Return only the count of lines in which the word "масел" appears.

[Start of Records to use]

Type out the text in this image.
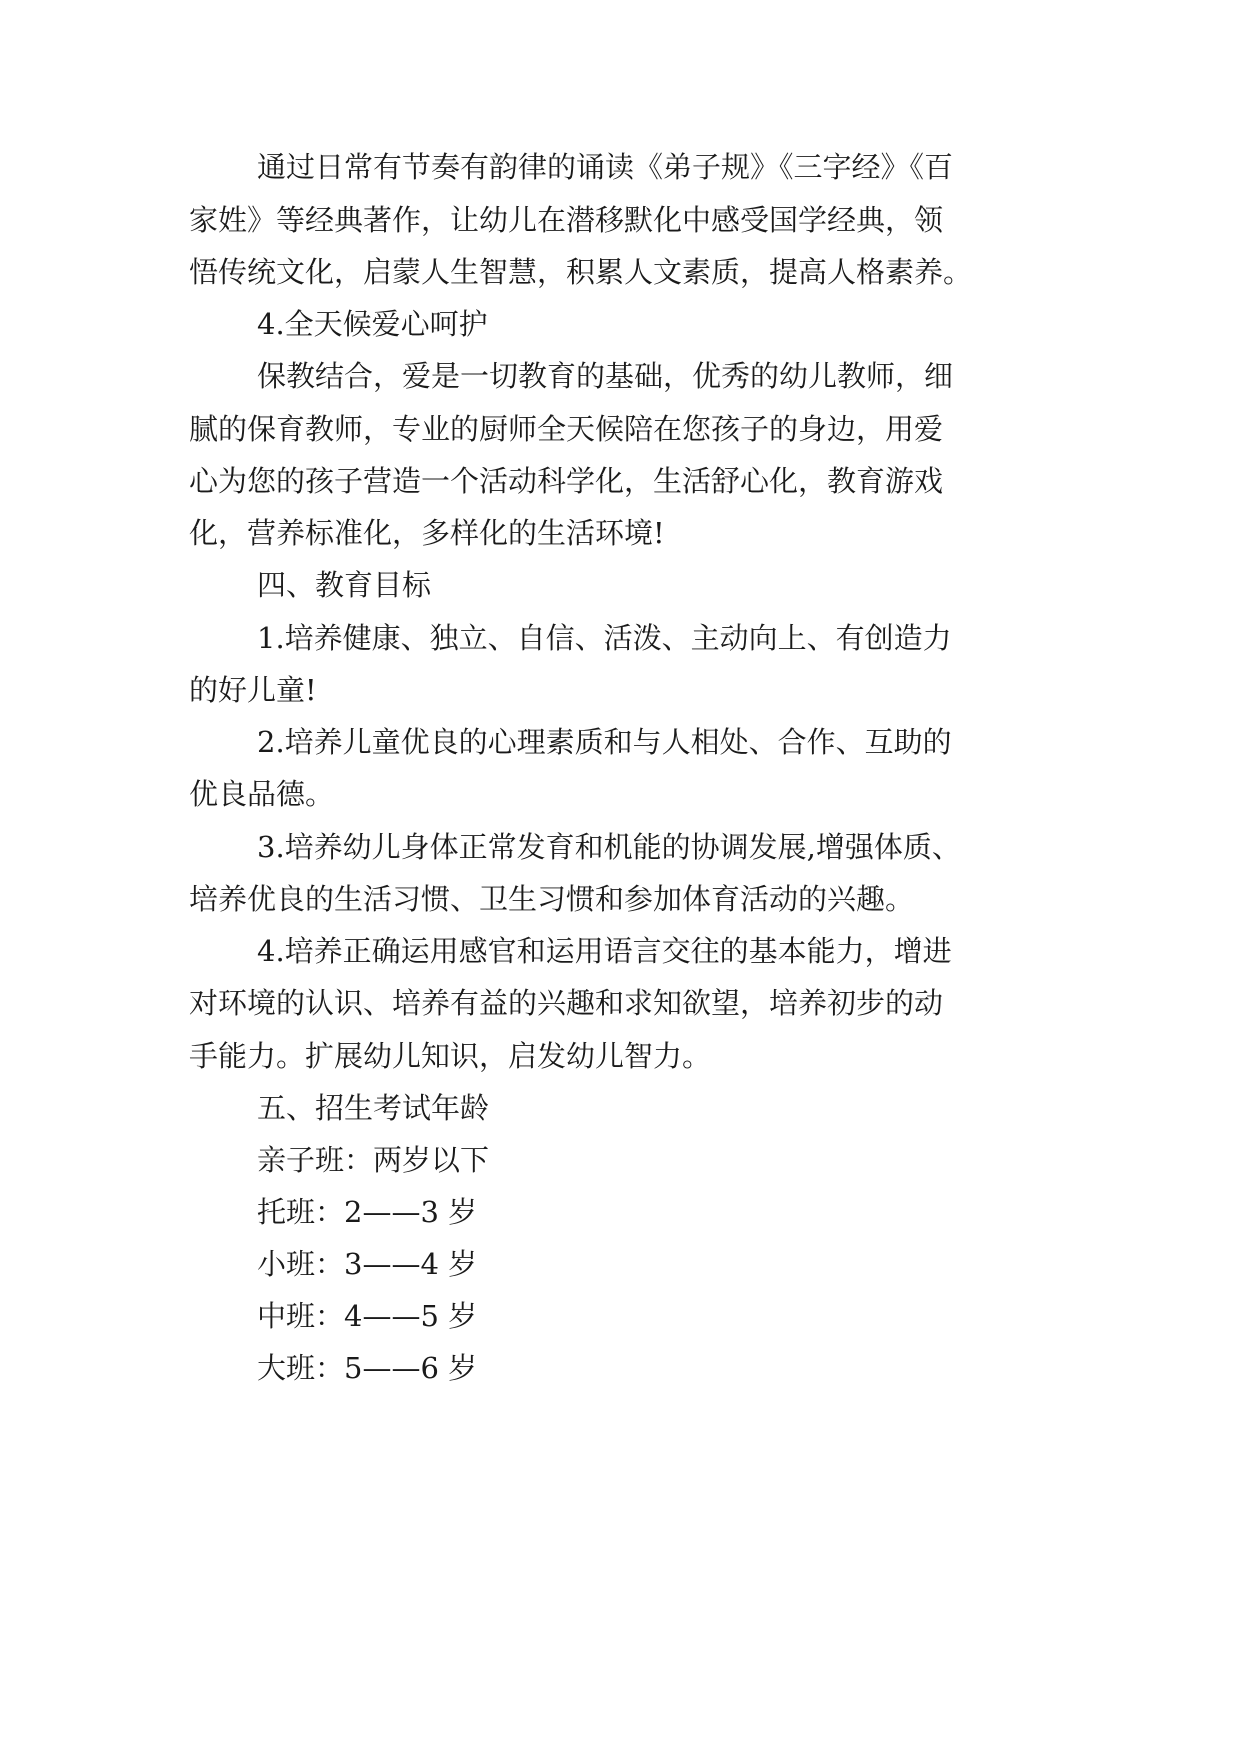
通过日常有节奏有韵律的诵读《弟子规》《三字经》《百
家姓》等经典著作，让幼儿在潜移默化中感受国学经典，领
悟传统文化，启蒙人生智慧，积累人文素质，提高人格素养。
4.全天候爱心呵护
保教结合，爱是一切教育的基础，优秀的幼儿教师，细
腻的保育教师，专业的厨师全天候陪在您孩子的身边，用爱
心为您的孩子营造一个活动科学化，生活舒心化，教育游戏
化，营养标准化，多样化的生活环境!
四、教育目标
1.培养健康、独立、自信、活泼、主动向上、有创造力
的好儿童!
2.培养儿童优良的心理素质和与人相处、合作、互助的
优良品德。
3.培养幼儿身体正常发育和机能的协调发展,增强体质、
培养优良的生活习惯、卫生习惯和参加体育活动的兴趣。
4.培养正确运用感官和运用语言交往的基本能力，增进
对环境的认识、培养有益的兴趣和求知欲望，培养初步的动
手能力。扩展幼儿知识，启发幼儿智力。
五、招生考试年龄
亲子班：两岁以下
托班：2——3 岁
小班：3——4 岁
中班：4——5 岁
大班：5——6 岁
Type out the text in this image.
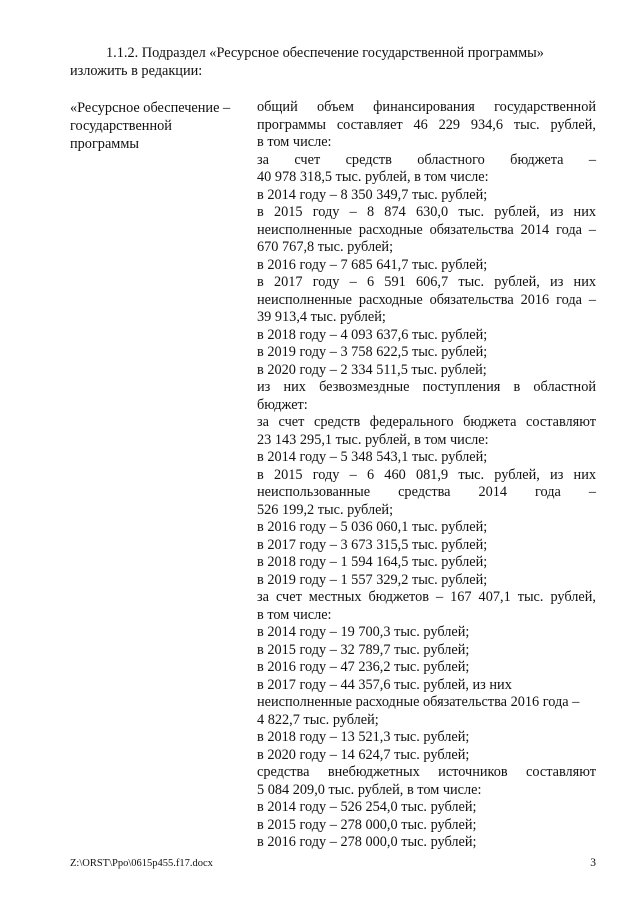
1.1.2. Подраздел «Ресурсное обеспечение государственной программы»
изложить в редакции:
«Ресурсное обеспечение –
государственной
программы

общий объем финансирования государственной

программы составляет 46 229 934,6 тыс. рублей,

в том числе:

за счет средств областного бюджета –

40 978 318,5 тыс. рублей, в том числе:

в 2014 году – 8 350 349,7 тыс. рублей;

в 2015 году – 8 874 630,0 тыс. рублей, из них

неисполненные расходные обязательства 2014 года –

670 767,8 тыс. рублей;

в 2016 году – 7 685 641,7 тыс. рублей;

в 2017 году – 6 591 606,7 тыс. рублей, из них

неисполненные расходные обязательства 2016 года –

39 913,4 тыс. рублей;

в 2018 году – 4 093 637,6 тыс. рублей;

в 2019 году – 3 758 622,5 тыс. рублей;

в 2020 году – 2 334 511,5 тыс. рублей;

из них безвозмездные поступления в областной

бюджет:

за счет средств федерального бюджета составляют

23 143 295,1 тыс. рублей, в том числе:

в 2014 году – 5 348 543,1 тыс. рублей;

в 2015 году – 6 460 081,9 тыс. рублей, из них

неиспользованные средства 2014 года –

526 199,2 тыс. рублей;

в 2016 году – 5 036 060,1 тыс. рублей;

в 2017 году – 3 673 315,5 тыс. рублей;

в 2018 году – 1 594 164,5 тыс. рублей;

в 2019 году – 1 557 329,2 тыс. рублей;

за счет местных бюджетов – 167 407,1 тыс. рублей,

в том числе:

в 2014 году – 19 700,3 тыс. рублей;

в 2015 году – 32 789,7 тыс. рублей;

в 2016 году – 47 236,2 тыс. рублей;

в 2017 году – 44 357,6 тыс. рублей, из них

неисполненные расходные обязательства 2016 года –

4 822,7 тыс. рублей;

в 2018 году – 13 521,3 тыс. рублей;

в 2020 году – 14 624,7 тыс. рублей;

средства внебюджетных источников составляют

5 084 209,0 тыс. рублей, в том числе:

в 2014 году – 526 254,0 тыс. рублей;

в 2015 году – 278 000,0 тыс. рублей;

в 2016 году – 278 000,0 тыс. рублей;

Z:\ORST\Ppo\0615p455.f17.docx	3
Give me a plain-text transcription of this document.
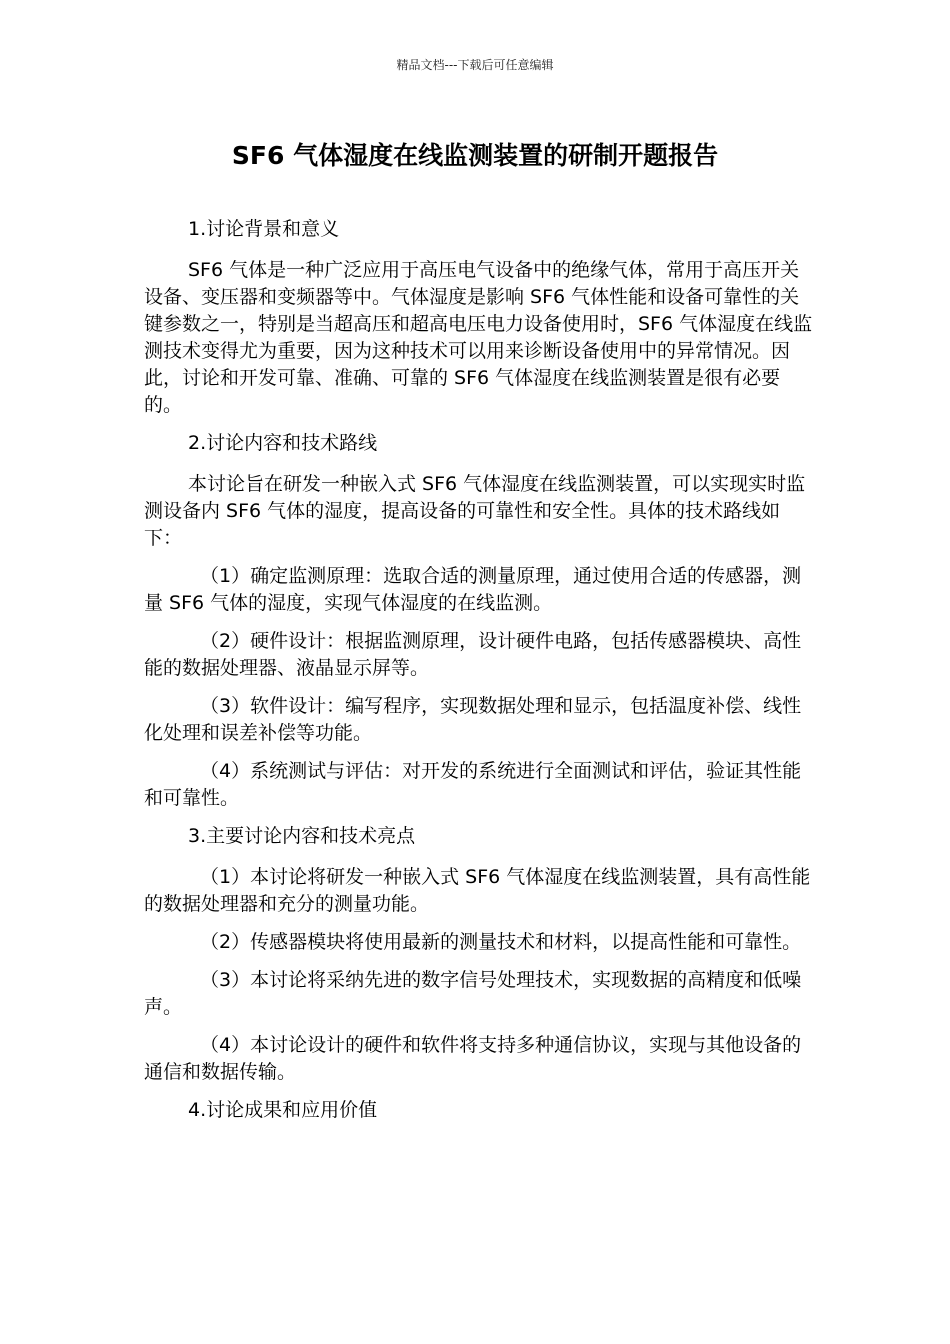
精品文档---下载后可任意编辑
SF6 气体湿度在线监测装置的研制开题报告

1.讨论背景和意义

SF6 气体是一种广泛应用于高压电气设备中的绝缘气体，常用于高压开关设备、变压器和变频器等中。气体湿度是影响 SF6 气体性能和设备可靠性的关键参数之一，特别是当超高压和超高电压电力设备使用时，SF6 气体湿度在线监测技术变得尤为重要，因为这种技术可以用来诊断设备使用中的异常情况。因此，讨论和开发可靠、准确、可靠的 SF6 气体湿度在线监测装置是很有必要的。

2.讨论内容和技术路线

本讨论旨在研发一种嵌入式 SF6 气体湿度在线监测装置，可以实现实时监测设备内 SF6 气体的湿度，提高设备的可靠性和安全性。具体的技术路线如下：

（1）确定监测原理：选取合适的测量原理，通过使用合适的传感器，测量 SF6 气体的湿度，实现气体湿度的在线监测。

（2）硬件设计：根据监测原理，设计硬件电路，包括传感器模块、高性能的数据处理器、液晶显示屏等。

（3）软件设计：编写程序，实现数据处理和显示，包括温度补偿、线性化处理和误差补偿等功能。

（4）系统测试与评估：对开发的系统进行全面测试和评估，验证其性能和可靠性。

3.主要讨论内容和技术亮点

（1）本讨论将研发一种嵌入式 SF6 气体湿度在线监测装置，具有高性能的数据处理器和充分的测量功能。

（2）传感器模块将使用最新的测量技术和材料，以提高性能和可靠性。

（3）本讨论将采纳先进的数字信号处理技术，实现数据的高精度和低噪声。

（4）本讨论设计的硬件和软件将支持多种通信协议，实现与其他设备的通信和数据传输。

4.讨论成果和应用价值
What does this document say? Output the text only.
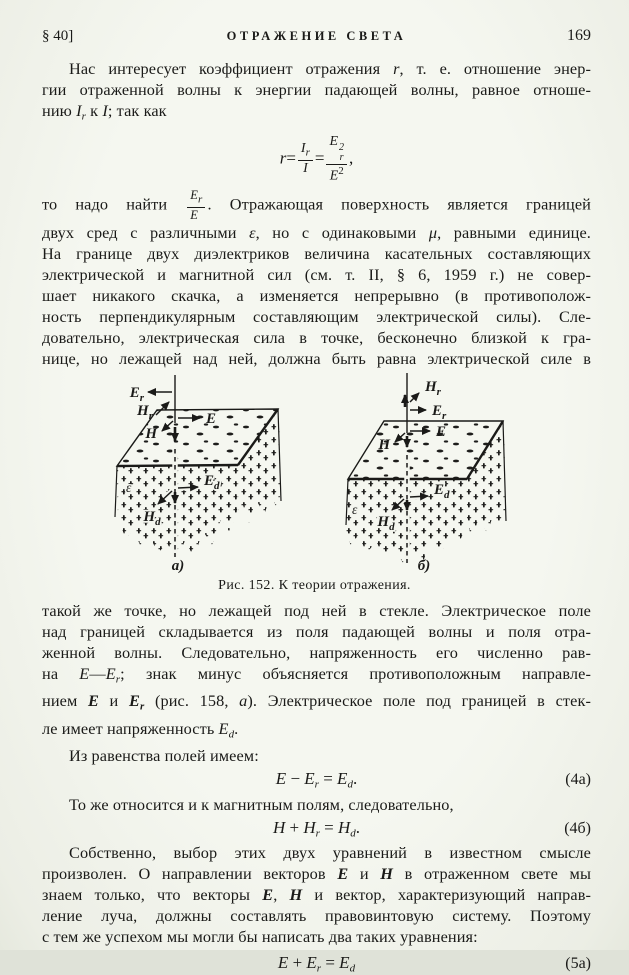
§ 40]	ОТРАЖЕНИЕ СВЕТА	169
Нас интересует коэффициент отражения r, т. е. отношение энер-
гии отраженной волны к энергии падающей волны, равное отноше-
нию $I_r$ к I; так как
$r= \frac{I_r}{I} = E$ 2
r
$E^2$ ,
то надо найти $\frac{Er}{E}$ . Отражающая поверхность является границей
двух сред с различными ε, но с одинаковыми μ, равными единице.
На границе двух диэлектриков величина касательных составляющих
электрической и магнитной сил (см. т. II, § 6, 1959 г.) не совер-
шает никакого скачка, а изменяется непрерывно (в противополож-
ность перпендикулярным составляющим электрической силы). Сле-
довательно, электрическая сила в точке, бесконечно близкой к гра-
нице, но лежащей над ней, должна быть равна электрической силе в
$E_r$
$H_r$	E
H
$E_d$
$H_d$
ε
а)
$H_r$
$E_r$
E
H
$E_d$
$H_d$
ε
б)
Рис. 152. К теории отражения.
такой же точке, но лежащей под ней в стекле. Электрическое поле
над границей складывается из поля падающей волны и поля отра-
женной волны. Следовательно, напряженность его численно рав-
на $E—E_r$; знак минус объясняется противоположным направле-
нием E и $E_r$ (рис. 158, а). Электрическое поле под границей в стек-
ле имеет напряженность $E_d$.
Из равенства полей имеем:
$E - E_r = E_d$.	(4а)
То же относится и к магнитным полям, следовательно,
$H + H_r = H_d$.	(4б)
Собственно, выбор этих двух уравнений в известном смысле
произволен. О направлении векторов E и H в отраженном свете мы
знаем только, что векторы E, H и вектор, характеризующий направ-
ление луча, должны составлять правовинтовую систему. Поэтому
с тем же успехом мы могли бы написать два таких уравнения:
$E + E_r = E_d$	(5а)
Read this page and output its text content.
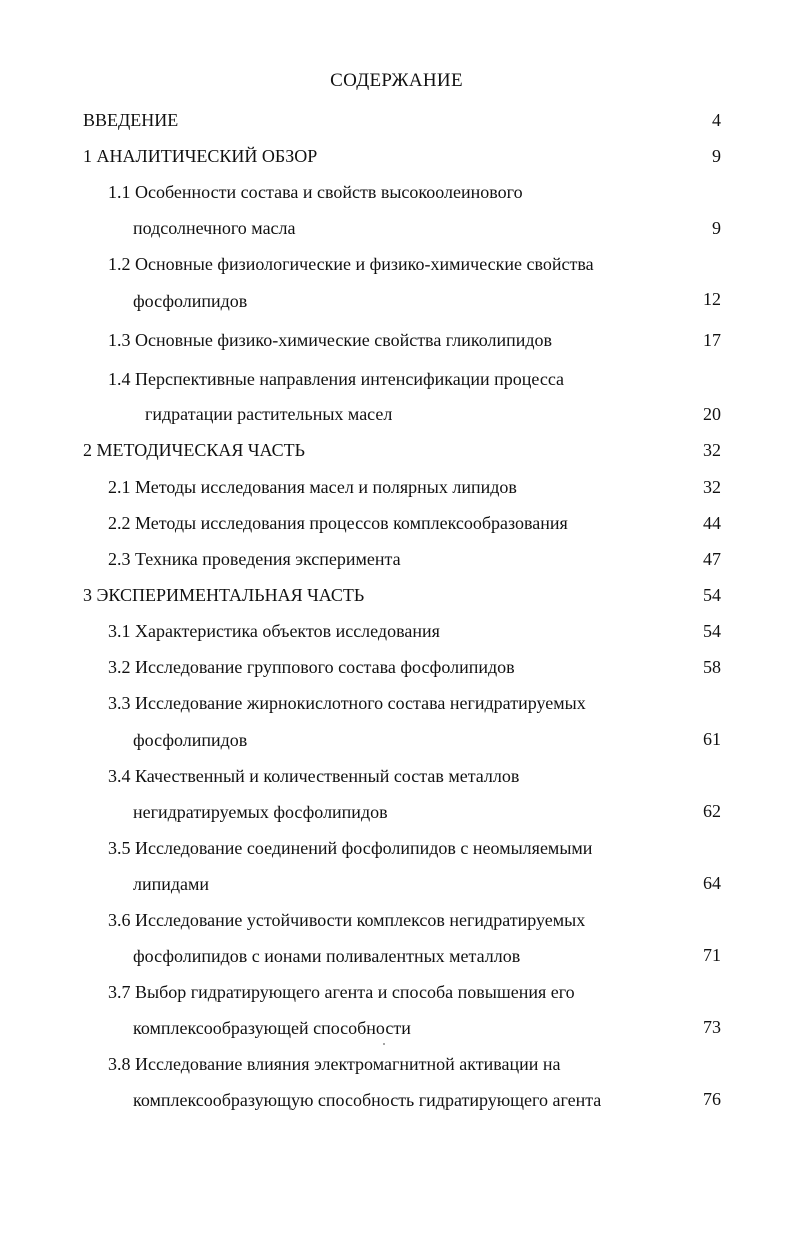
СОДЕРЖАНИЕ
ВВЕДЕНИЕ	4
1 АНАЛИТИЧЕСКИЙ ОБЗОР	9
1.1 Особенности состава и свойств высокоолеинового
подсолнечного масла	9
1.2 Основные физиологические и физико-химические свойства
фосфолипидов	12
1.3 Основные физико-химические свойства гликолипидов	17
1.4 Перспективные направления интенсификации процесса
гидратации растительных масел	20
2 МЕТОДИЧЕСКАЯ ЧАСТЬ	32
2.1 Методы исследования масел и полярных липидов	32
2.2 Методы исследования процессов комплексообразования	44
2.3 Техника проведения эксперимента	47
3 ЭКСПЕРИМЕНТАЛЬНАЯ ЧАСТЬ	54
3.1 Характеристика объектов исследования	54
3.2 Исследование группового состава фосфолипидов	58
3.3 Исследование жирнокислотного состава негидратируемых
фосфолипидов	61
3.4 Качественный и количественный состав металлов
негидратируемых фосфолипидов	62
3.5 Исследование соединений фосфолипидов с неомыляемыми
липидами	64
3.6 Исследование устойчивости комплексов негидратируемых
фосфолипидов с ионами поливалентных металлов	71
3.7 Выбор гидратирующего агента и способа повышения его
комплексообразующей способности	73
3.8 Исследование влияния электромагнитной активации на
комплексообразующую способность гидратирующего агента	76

[End of Records to use]

= The solution =
2